Lines containing the string "time" are to be counted; report only how many there are.
*** MATERIAL SUPPLIED
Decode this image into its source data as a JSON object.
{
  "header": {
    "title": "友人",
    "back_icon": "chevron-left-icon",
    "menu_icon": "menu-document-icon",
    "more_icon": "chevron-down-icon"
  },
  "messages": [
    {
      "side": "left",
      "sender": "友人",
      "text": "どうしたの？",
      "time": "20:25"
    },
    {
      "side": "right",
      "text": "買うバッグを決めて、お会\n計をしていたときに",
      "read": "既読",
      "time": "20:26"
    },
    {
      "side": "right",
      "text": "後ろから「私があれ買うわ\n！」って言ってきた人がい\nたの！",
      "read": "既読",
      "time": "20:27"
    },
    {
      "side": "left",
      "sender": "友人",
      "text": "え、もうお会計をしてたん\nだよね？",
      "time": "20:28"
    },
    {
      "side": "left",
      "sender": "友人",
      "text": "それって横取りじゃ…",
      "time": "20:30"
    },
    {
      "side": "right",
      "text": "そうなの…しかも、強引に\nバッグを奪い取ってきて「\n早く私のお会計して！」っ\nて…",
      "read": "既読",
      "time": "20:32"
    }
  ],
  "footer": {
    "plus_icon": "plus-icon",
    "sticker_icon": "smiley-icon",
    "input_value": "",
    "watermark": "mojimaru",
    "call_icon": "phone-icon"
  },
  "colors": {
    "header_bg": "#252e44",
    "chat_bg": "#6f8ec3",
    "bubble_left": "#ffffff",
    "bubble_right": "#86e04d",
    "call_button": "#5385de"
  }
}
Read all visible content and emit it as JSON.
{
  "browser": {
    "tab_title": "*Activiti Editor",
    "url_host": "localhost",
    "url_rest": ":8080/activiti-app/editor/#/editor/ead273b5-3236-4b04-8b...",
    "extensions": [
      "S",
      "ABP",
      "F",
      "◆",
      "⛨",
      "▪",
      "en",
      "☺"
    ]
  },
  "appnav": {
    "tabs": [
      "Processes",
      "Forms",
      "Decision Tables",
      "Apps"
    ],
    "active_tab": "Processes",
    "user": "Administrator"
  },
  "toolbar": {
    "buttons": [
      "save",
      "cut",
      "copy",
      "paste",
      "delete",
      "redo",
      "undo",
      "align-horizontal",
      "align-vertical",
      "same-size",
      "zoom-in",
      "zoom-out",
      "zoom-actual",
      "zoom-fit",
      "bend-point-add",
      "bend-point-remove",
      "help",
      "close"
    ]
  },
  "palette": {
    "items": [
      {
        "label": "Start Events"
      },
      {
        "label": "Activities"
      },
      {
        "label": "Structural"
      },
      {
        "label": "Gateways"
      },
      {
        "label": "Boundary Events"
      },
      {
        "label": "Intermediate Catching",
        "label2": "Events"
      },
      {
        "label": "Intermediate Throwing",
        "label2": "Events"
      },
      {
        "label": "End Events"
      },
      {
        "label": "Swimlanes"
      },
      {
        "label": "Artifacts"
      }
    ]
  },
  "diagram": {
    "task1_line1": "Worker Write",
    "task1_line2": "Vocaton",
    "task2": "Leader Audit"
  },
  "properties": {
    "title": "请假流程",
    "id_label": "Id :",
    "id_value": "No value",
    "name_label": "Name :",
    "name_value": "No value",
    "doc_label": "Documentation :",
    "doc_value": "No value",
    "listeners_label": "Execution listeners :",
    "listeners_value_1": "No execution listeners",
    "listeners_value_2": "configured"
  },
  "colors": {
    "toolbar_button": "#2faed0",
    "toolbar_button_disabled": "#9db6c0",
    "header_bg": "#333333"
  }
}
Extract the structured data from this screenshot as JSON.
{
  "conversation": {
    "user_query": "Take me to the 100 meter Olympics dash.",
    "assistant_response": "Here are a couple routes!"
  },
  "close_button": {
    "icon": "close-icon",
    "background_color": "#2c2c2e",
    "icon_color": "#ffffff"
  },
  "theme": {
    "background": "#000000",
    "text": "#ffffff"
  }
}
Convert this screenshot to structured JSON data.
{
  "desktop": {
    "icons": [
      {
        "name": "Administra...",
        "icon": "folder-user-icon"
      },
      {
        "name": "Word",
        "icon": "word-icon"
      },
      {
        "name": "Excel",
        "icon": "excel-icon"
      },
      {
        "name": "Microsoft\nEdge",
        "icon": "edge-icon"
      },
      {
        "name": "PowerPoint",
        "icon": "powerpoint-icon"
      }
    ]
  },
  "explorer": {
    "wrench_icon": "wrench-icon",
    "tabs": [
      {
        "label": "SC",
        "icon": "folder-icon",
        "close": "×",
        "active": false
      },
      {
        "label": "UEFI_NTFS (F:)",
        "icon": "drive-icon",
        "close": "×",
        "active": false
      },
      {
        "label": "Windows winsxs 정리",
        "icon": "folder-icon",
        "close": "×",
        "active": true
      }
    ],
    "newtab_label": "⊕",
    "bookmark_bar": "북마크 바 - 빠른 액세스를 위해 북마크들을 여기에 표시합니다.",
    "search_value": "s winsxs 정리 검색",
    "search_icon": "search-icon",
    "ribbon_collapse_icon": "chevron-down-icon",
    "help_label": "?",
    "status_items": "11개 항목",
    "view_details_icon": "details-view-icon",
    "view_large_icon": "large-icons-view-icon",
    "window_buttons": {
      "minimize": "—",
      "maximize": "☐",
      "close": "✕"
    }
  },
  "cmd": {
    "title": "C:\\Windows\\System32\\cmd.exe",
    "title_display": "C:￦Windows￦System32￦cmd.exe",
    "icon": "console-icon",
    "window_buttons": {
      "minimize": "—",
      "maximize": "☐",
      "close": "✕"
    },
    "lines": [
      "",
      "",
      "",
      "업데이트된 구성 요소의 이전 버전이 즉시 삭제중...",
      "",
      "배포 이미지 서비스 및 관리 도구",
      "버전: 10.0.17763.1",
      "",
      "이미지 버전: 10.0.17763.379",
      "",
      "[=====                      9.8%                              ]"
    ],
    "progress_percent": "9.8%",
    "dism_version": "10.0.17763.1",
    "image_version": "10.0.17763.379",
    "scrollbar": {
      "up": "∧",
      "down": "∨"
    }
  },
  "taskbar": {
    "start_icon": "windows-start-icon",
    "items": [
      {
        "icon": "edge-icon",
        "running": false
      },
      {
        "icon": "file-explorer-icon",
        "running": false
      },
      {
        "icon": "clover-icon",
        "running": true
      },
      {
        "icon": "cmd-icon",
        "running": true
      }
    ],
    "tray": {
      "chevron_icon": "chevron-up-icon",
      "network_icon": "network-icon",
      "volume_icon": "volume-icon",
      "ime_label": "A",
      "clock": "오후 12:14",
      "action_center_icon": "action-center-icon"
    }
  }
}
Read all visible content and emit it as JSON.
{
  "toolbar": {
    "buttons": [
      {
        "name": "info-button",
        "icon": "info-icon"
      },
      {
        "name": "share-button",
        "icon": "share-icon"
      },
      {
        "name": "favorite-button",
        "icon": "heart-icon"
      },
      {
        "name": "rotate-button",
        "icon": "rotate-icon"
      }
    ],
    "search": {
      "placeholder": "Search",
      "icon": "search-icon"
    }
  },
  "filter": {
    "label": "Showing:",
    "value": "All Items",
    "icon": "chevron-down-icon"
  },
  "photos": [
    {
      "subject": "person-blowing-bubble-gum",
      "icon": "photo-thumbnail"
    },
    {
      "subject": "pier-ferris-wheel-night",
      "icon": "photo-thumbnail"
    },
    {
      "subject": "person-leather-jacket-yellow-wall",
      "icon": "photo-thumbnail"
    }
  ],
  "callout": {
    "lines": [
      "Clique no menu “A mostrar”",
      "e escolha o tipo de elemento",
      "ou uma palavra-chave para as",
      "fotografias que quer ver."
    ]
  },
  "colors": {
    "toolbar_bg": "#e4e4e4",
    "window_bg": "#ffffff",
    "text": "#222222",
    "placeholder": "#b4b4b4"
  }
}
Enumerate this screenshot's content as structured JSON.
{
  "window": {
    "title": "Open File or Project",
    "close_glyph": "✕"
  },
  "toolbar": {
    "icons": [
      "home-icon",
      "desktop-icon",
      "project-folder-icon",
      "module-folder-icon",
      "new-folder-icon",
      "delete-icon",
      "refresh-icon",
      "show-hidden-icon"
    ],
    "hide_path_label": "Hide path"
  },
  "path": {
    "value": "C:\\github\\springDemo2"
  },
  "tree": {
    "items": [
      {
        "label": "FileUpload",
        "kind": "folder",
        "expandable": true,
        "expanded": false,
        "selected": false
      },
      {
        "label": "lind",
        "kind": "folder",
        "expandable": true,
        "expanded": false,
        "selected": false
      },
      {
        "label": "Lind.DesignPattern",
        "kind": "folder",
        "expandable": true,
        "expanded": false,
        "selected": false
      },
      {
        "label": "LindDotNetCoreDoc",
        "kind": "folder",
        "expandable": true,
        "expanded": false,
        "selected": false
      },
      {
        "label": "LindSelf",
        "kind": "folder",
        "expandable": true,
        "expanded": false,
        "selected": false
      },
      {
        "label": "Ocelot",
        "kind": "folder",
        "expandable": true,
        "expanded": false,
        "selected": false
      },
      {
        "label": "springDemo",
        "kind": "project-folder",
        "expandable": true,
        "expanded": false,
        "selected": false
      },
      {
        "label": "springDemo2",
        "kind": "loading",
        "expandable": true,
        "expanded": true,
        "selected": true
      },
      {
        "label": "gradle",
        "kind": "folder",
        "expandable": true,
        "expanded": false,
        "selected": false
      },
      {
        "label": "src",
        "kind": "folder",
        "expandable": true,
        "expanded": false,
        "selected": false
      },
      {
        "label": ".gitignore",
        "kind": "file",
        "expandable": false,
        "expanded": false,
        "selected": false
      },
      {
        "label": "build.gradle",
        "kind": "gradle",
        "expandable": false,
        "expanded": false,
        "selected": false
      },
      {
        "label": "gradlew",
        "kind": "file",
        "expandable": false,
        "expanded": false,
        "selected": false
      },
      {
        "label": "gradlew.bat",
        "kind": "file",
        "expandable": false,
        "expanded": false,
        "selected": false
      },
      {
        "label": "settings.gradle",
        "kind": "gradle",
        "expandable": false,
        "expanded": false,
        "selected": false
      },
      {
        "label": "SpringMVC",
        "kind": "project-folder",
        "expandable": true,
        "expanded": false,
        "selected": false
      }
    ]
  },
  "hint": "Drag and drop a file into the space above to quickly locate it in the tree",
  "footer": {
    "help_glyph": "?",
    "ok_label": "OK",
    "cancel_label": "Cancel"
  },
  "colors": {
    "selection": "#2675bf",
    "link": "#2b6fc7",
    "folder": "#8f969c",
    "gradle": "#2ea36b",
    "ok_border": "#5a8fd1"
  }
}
******
## COMPLETE OUTPUT
6